##### PROVIDED ENTRIES #####

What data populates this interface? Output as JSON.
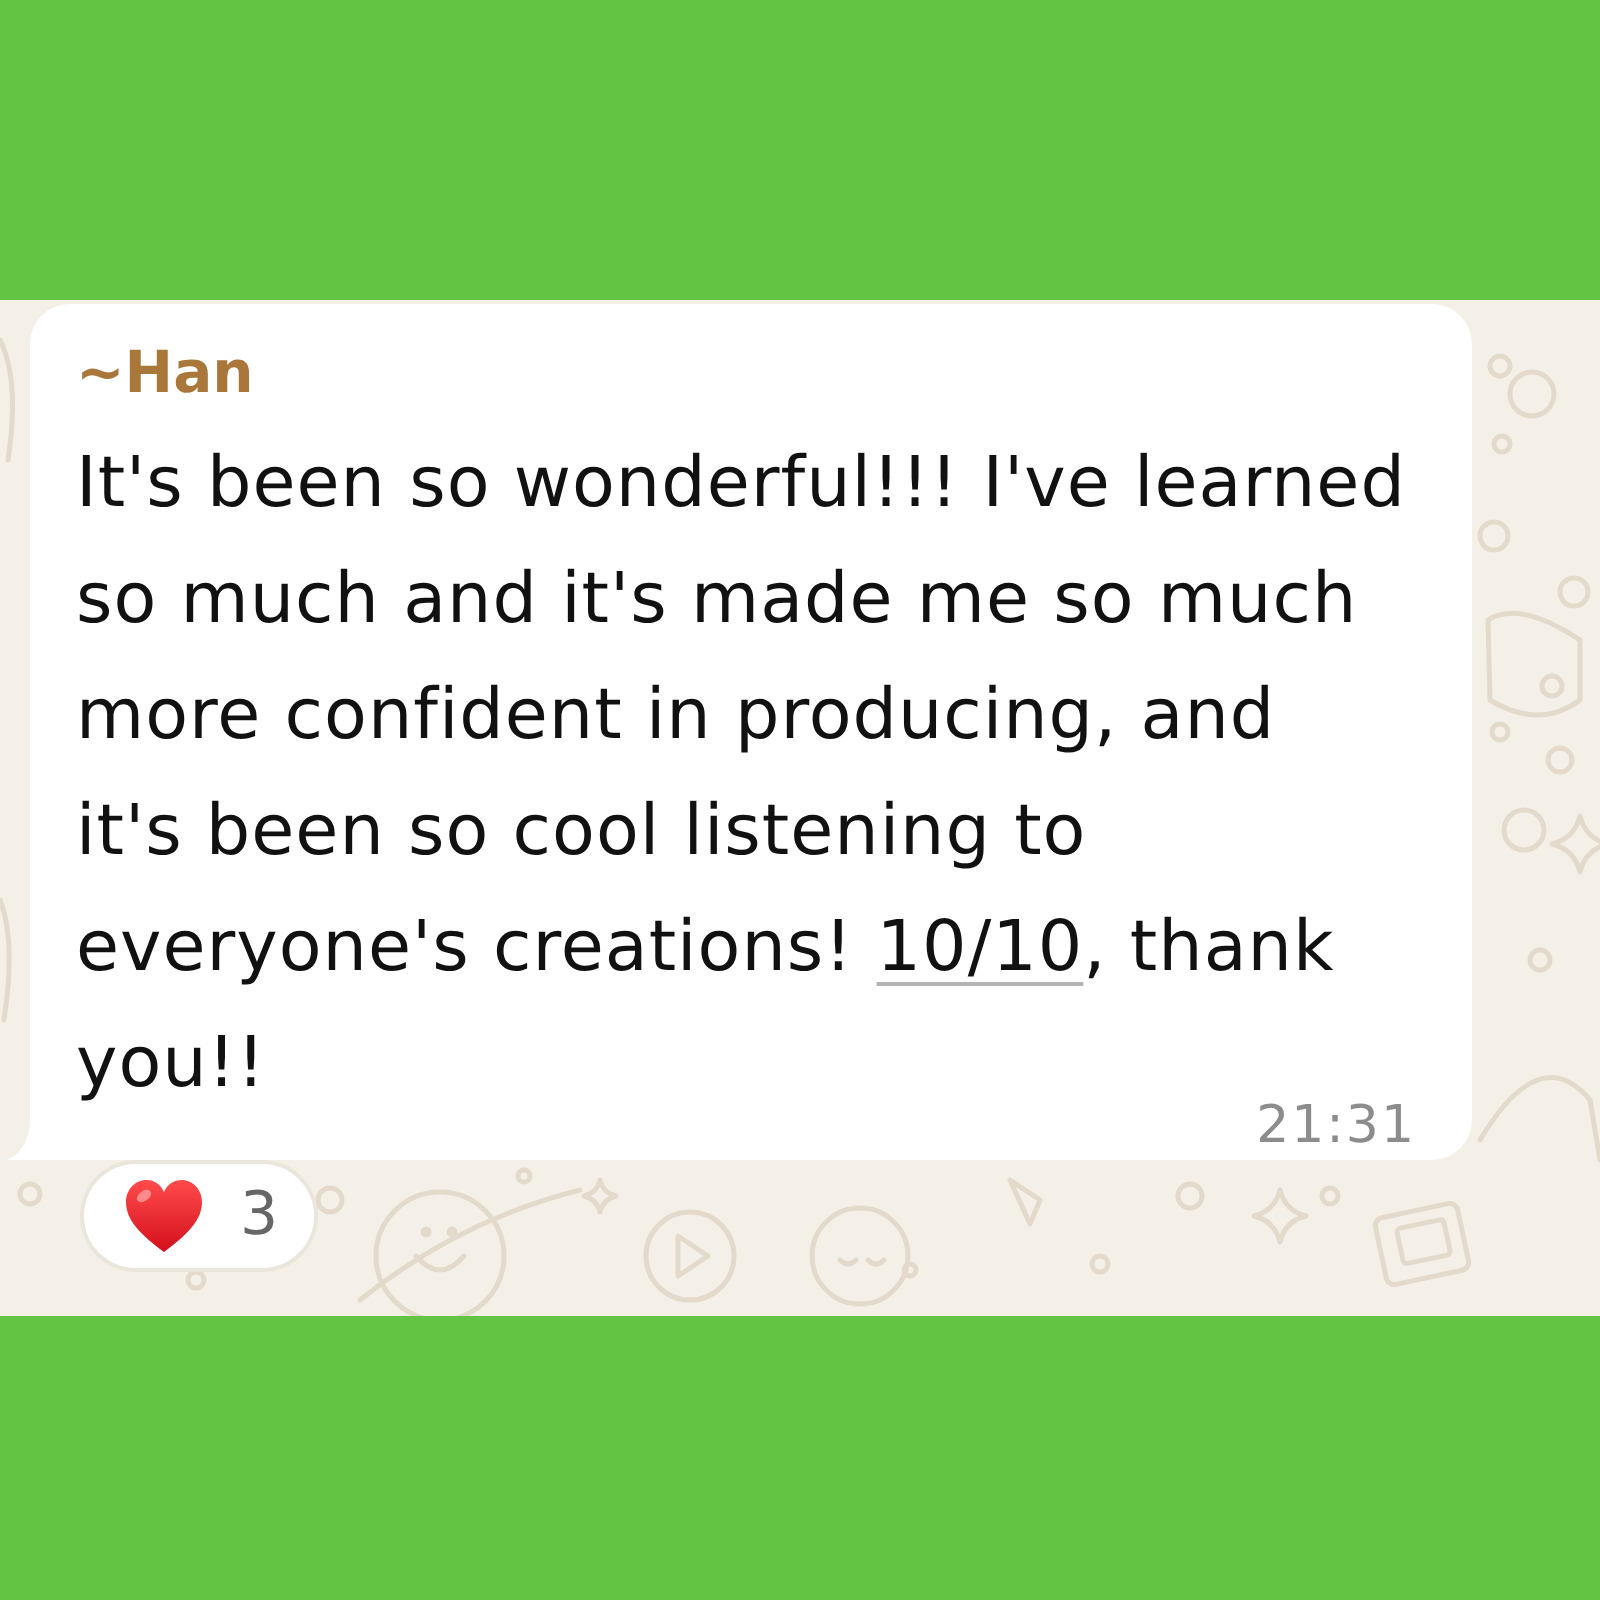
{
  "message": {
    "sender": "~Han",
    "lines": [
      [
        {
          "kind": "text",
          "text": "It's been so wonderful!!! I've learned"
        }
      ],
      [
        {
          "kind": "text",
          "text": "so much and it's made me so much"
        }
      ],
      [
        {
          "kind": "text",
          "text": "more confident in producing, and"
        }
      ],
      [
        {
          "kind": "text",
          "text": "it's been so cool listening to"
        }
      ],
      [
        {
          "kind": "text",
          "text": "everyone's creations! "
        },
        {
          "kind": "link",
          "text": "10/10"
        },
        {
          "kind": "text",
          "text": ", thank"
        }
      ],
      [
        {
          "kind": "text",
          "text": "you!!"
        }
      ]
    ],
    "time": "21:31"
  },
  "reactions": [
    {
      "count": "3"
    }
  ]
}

#####
##### PROVIDED ENTRIES #####

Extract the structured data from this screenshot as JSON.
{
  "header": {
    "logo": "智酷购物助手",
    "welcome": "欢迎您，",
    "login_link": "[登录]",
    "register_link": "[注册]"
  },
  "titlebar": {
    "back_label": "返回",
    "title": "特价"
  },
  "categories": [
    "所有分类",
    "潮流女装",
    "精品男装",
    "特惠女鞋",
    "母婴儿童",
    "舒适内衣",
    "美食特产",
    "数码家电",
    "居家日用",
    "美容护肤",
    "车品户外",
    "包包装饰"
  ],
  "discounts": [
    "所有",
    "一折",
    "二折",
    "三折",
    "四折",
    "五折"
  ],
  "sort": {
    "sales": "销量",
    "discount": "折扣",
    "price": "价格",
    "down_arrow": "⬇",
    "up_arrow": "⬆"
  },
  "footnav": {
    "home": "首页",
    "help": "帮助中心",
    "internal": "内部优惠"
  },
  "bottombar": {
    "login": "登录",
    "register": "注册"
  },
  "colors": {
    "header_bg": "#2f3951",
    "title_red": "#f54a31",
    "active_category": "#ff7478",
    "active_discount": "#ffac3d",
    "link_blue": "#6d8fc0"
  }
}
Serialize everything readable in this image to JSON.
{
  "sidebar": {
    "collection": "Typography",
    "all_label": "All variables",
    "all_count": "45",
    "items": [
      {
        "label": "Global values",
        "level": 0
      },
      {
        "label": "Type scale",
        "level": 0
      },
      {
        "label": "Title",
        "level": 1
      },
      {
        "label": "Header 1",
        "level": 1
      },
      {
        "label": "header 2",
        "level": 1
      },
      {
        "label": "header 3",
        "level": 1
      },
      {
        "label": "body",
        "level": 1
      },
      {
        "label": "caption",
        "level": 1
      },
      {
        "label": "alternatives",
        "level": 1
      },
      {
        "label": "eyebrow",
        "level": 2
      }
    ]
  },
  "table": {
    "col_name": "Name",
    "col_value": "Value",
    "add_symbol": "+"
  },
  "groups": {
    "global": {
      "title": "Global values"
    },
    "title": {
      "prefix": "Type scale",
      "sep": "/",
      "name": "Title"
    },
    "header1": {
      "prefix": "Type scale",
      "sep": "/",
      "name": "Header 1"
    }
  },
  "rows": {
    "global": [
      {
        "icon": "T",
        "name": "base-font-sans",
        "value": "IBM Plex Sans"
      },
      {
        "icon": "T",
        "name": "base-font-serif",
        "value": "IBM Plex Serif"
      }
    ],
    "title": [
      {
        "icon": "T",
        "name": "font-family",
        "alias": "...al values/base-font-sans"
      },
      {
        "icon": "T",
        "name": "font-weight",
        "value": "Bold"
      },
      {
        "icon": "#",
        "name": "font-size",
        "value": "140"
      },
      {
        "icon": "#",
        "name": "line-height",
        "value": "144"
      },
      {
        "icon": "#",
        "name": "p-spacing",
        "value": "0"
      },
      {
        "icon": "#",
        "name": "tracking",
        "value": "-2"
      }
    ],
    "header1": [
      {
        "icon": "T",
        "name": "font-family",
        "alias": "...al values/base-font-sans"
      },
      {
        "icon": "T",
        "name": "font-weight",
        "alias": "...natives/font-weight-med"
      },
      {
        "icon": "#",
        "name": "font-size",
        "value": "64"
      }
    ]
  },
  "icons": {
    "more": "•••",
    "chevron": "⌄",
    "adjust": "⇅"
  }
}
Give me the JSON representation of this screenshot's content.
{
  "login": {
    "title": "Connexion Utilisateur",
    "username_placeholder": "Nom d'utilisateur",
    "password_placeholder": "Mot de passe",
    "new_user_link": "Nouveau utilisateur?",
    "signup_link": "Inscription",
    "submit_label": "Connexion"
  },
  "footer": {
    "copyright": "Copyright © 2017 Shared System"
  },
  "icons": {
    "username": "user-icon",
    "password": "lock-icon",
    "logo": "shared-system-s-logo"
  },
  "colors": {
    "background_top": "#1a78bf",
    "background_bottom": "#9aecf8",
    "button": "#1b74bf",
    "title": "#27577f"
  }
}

#####
##### PROVIDED ENTRIES #####

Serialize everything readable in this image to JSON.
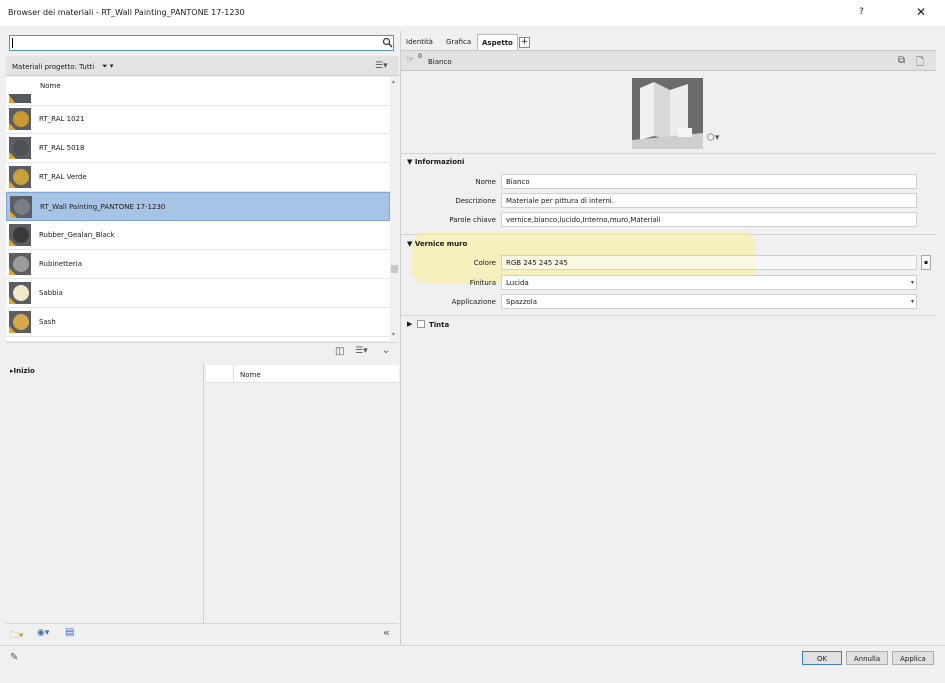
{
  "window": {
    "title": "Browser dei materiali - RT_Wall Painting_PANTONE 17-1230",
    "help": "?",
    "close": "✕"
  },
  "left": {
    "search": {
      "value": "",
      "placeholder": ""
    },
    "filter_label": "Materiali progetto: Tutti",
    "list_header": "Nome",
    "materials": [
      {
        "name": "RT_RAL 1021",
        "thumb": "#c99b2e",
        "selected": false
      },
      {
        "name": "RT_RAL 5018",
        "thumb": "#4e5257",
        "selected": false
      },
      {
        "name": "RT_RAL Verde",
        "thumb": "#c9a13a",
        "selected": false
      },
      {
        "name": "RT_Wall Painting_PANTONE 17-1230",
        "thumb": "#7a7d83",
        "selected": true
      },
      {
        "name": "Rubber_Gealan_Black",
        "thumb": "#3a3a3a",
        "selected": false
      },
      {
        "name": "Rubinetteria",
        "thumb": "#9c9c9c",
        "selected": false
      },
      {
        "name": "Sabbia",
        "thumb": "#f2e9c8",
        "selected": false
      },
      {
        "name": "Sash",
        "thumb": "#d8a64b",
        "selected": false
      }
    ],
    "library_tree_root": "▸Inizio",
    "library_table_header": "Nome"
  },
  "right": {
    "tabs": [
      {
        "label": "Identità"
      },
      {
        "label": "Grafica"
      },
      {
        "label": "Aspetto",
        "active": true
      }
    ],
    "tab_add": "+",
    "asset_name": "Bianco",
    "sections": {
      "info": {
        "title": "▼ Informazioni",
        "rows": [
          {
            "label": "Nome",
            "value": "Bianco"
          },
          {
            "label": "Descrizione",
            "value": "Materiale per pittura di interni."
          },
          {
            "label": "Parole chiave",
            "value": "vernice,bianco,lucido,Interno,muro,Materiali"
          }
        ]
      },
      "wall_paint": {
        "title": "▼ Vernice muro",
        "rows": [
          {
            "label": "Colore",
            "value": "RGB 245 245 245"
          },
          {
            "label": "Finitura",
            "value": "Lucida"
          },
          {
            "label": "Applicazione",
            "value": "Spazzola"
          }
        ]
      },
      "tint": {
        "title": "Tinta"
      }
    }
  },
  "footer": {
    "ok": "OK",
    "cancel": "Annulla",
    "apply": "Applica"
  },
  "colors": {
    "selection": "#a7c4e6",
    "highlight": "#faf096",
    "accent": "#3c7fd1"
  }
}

#####

Which lines contain "Connexion"? Copy each of them out.

*WRITTEN REPLY*:
    "title": "Connexion Utilisateur",
    "submit_label": "Connexion"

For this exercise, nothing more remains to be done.